AIM OF THE EXERCISE
Find each line containing the string "zgarmas". Copy it.
++++ SUPPLIED ENTRIES
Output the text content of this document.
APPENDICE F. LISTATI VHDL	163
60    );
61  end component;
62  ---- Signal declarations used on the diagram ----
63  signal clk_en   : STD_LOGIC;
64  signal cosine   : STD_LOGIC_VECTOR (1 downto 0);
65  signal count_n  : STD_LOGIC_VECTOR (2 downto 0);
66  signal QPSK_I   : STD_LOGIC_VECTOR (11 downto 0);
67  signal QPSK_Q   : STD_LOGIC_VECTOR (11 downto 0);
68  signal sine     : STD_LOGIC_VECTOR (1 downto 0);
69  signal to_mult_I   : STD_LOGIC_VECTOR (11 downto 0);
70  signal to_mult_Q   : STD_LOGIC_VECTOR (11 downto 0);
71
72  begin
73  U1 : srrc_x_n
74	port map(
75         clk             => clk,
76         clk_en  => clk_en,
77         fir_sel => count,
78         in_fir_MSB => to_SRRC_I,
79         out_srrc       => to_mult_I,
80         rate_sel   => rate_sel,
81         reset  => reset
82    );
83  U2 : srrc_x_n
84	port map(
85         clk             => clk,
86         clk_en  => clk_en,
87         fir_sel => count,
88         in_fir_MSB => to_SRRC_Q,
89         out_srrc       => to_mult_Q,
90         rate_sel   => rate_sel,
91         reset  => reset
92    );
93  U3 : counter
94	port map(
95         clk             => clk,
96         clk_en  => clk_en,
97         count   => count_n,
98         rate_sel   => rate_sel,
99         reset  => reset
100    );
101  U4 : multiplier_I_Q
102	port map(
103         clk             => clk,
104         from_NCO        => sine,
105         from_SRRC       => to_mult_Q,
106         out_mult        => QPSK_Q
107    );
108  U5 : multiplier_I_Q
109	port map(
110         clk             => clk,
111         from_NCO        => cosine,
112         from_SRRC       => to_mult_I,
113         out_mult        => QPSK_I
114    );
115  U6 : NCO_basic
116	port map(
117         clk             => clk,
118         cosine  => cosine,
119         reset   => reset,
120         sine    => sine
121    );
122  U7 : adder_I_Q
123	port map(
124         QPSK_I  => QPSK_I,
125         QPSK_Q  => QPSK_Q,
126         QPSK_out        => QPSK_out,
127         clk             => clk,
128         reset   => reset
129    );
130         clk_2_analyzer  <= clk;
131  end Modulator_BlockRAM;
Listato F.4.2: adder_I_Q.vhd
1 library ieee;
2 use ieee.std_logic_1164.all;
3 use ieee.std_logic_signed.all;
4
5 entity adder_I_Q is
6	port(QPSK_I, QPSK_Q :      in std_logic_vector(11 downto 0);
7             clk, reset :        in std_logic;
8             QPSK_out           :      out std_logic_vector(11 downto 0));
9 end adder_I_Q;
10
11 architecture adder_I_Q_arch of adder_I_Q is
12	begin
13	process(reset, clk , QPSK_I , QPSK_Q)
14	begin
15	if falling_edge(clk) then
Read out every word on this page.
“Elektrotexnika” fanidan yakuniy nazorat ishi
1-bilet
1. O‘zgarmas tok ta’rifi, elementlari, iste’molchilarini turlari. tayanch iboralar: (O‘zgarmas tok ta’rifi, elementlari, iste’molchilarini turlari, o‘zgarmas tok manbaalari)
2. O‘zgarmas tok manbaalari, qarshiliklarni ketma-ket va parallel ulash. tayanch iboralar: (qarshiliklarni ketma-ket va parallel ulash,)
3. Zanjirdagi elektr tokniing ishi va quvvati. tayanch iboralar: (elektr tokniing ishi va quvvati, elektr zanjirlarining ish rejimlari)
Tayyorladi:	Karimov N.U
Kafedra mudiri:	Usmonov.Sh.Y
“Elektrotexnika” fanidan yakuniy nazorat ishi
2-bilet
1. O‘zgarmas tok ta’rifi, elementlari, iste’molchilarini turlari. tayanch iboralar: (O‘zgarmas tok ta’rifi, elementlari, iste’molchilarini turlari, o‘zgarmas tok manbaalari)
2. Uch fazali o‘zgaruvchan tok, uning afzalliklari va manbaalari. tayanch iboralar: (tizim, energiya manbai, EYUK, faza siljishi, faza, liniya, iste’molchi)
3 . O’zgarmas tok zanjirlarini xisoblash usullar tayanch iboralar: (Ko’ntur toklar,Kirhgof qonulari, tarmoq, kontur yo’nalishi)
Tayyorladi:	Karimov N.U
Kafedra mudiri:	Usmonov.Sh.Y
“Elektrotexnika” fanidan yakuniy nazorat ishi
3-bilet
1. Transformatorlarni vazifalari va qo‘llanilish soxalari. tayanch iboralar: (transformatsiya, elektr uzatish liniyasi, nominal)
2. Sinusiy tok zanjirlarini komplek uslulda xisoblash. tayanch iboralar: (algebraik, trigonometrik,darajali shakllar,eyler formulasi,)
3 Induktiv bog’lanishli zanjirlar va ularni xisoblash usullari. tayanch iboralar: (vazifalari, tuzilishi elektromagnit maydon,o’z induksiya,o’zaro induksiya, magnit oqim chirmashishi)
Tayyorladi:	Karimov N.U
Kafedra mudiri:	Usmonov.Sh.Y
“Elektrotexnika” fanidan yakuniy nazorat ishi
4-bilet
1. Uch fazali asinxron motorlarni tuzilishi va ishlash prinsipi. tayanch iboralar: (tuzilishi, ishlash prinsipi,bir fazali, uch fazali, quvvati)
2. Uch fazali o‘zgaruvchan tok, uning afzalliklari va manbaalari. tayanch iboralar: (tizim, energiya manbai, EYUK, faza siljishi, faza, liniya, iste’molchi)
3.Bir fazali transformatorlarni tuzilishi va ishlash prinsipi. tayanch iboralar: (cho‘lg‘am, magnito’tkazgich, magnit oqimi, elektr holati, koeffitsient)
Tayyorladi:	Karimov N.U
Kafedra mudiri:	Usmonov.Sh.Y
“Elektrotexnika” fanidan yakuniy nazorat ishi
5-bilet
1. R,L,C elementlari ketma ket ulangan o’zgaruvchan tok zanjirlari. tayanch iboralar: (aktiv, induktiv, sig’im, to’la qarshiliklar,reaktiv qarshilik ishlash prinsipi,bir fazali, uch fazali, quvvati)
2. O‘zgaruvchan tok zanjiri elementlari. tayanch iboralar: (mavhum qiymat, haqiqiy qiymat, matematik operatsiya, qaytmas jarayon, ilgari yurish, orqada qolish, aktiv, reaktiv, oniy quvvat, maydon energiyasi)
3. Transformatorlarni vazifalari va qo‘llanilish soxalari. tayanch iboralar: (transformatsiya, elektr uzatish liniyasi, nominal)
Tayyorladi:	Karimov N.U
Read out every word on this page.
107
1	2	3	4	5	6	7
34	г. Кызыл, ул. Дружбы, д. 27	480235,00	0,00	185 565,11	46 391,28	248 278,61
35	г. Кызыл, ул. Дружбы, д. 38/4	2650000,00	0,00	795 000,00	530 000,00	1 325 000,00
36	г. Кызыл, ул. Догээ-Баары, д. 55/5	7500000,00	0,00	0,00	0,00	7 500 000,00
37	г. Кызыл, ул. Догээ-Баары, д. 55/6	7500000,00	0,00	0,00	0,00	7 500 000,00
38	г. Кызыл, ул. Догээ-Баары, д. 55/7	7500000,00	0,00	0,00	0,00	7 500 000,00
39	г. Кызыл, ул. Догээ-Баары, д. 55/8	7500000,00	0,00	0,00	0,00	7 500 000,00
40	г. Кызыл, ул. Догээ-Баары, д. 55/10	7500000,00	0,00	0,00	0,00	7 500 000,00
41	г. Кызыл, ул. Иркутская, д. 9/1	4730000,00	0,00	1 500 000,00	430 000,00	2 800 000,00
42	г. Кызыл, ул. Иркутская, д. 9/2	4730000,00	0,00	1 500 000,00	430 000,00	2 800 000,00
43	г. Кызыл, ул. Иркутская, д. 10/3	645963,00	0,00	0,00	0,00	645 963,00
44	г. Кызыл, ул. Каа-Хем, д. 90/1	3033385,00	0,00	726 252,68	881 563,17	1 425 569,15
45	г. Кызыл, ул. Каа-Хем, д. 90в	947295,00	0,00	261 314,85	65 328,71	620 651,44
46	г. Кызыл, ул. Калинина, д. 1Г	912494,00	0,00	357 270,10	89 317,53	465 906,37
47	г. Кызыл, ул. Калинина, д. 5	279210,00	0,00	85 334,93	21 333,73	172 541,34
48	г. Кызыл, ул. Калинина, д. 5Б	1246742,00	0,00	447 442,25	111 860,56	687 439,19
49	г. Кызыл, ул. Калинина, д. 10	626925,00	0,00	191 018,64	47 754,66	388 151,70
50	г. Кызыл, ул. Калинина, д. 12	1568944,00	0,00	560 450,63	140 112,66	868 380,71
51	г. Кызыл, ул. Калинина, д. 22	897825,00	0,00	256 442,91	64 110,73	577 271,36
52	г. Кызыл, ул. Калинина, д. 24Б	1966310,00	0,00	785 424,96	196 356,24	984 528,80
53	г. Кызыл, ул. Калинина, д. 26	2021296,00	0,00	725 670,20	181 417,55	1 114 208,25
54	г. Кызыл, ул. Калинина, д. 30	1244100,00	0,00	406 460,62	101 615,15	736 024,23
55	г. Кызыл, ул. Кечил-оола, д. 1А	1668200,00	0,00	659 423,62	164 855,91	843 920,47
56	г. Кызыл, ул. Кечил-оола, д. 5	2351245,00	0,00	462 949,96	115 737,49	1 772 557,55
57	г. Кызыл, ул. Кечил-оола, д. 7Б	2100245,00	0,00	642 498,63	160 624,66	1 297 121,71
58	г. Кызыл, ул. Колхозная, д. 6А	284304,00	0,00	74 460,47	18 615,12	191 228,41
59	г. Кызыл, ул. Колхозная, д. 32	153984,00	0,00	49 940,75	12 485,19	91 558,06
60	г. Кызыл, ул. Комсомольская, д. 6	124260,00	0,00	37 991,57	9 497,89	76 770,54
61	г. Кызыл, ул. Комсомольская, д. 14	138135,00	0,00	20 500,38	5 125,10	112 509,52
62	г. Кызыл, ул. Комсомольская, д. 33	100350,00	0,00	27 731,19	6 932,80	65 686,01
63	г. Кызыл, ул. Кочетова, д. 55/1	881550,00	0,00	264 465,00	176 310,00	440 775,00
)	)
++++++++
WRITTEN ANSWER
1. O‘zgarmas tok ta’rifi, elementlari, iste’molchilarini turlari. tayanch iboralar: (O‘zgarmas tok ta’rifi, elementlari, iste’molchilarini turlari, o‘zgarmas tok manbaalari)
2. O‘zgarmas tok manbaalari, qarshiliklarni ketma-ket va parallel ulash. tayanch iboralar: (qarshiliklarni ketma-ket va parallel ulash,)
1. O‘zgarmas tok ta’rifi, elementlari, iste’molchilarini turlari. tayanch iboralar: (O‘zgarmas tok ta’rifi, elementlari, iste’molchilarini turlari, o‘zgarmas tok manbaalari)
3 . O’zgarmas tok zanjirlarini xisoblash usullar tayanch iboralar: (Ko’ntur toklar,Kirhgof qonulari, tarmoq, kontur yo’nalishi)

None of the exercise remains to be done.